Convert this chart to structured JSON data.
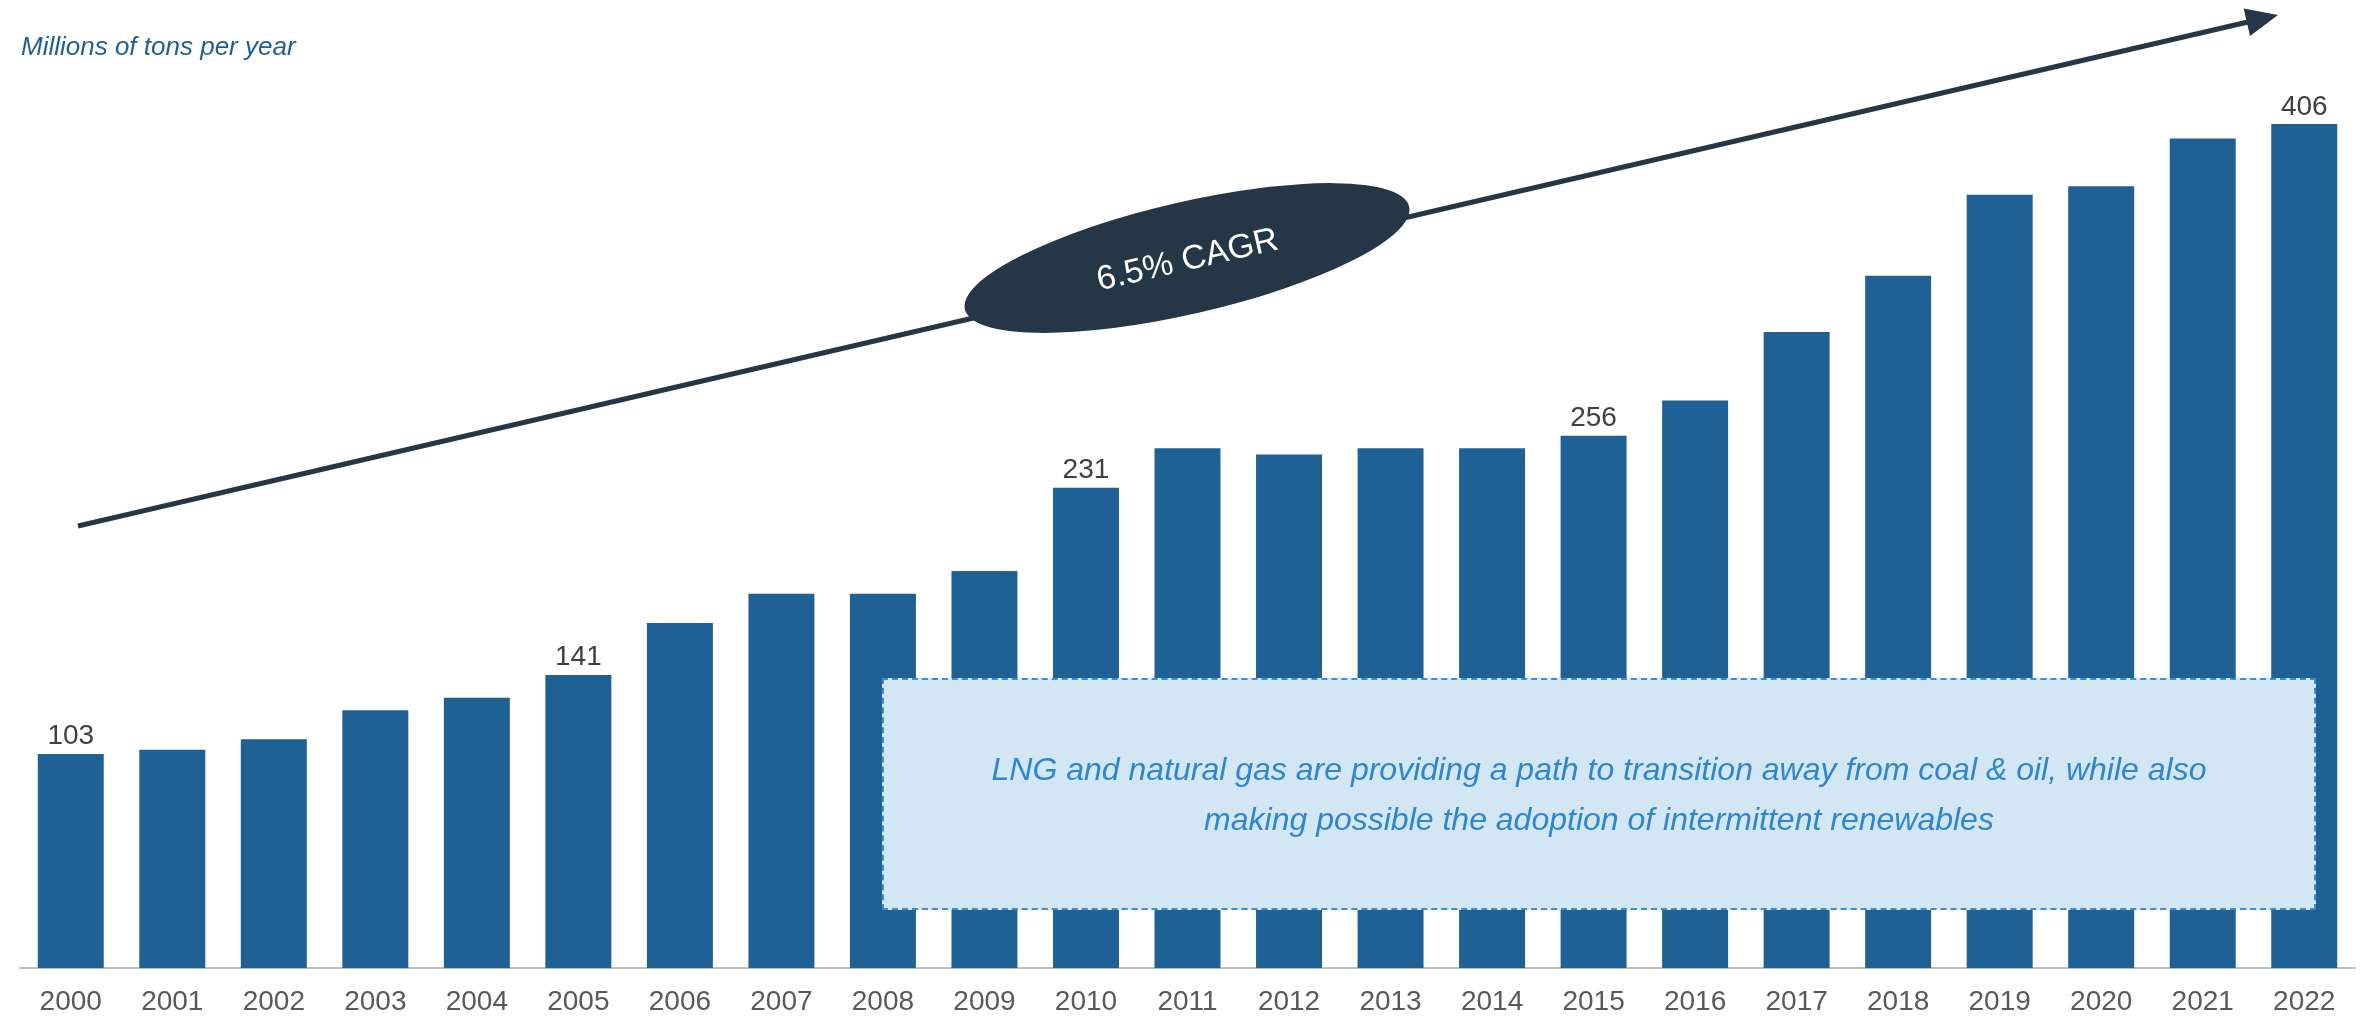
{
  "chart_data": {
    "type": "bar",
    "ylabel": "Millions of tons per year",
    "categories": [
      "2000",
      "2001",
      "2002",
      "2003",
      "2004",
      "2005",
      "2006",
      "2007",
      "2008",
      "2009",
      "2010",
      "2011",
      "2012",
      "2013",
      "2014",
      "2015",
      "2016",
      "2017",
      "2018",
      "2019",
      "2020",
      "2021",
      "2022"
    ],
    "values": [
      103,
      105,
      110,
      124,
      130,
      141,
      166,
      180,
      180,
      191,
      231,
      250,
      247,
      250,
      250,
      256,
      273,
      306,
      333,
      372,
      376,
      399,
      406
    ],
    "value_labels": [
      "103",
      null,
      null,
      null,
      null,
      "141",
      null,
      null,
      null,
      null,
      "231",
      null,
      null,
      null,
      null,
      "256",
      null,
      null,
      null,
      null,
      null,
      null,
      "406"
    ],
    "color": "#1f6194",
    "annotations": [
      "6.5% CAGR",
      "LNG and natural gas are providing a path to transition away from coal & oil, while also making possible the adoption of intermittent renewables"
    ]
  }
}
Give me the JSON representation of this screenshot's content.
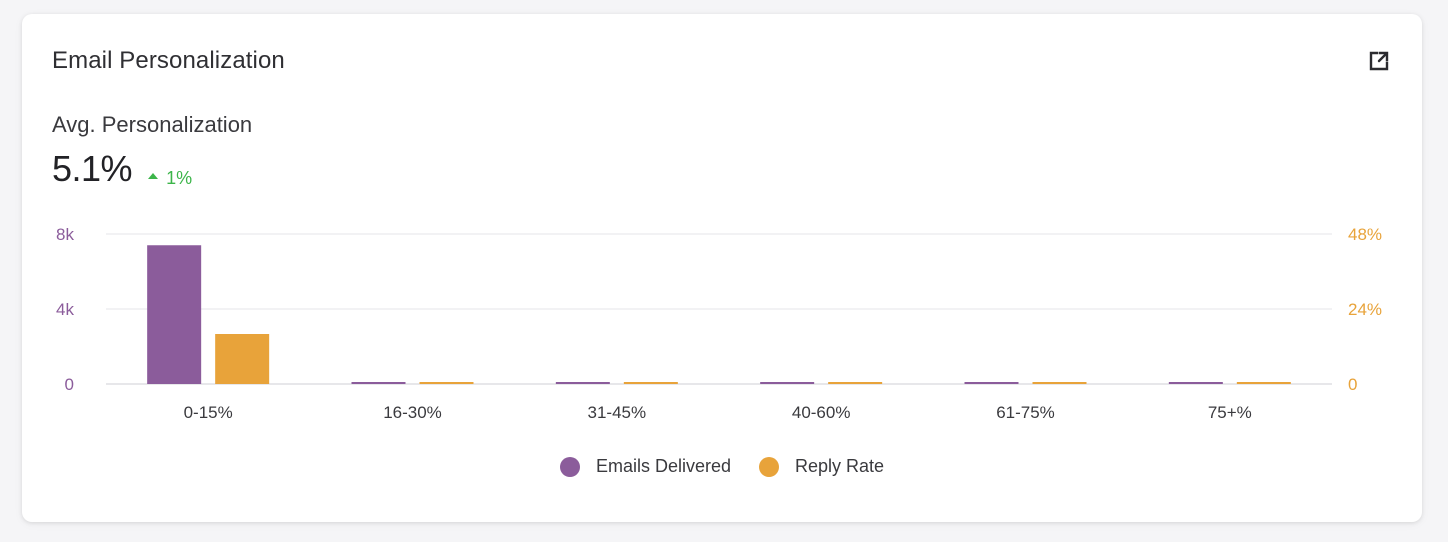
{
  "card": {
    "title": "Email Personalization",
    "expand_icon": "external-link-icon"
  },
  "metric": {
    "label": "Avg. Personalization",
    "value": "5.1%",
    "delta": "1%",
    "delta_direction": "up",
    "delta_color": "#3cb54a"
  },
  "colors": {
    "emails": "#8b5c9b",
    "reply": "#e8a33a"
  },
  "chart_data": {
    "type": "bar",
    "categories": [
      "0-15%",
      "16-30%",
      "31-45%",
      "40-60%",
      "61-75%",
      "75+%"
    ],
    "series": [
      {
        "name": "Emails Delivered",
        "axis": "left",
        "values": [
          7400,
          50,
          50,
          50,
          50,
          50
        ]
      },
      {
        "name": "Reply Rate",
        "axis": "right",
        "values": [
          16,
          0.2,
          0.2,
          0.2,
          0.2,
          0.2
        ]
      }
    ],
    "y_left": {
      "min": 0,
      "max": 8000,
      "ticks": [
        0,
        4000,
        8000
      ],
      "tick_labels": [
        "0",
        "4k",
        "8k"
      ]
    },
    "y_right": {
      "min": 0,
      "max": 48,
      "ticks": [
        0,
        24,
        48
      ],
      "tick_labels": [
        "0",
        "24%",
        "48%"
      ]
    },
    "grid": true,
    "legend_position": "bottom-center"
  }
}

************

Make an exact copy of the whole listing, but don't bring over any pictures.

Convert this chart to structured JSON data.
{
  "chart_data": {
    "type": "bar",
    "ylabel": "Millions of tons per year",
    "categories": [
      "2000",
      "2001",
      "2002",
      "2003",
      "2004",
      "2005",
      "2006",
      "2007",
      "2008",
      "2009",
      "2010",
      "2011",
      "2012",
      "2013",
      "2014",
      "2015",
      "2016",
      "2017",
      "2018",
      "2019",
      "2020",
      "2021",
      "2022"
    ],
    "values": [
      103,
      105,
      110,
      124,
      130,
      141,
      166,
      180,
      180,
      191,
      231,
      250,
      247,
      250,
      250,
      256,
      273,
      306,
      333,
      372,
      376,
      399,
      406
    ],
    "value_labels": [
      "103",
      null,
      null,
      null,
      null,
      "141",
      null,
      null,
      null,
      null,
      "231",
      null,
      null,
      null,
      null,
      "256",
      null,
      null,
      null,
      null,
      null,
      null,
      "406"
    ],
    "color": "#1f6194",
    "annotations": [
      "6.5% CAGR",
      "LNG and natural gas are providing a path to transition away from coal & oil, while also making possible the adoption of intermittent renewables"
    ]
  }
}
Give me the JSON representation of this screenshot's content.
{
  "card": {
    "title": "Email Personalization",
    "expand_icon": "external-link-icon"
  },
  "metric": {
    "label": "Avg. Personalization",
    "value": "5.1%",
    "delta": "1%",
    "delta_direction": "up",
    "delta_color": "#3cb54a"
  },
  "colors": {
    "emails": "#8b5c9b",
    "reply": "#e8a33a"
  },
  "chart_data": {
    "type": "bar",
    "categories": [
      "0-15%",
      "16-30%",
      "31-45%",
      "40-60%",
      "61-75%",
      "75+%"
    ],
    "series": [
      {
        "name": "Emails Delivered",
        "axis": "left",
        "values": [
          7400,
          50,
          50,
          50,
          50,
          50
        ]
      },
      {
        "name": "Reply Rate",
        "axis": "right",
        "values": [
          16,
          0.2,
          0.2,
          0.2,
          0.2,
          0.2
        ]
      }
    ],
    "y_left": {
      "min": 0,
      "max": 8000,
      "ticks": [
        0,
        4000,
        8000
      ],
      "tick_labels": [
        "0",
        "4k",
        "8k"
      ]
    },
    "y_right": {
      "min": 0,
      "max": 48,
      "ticks": [
        0,
        24,
        48
      ],
      "tick_labels": [
        "0",
        "24%",
        "48%"
      ]
    },
    "grid": true,
    "legend_position": "bottom-center"
  }
}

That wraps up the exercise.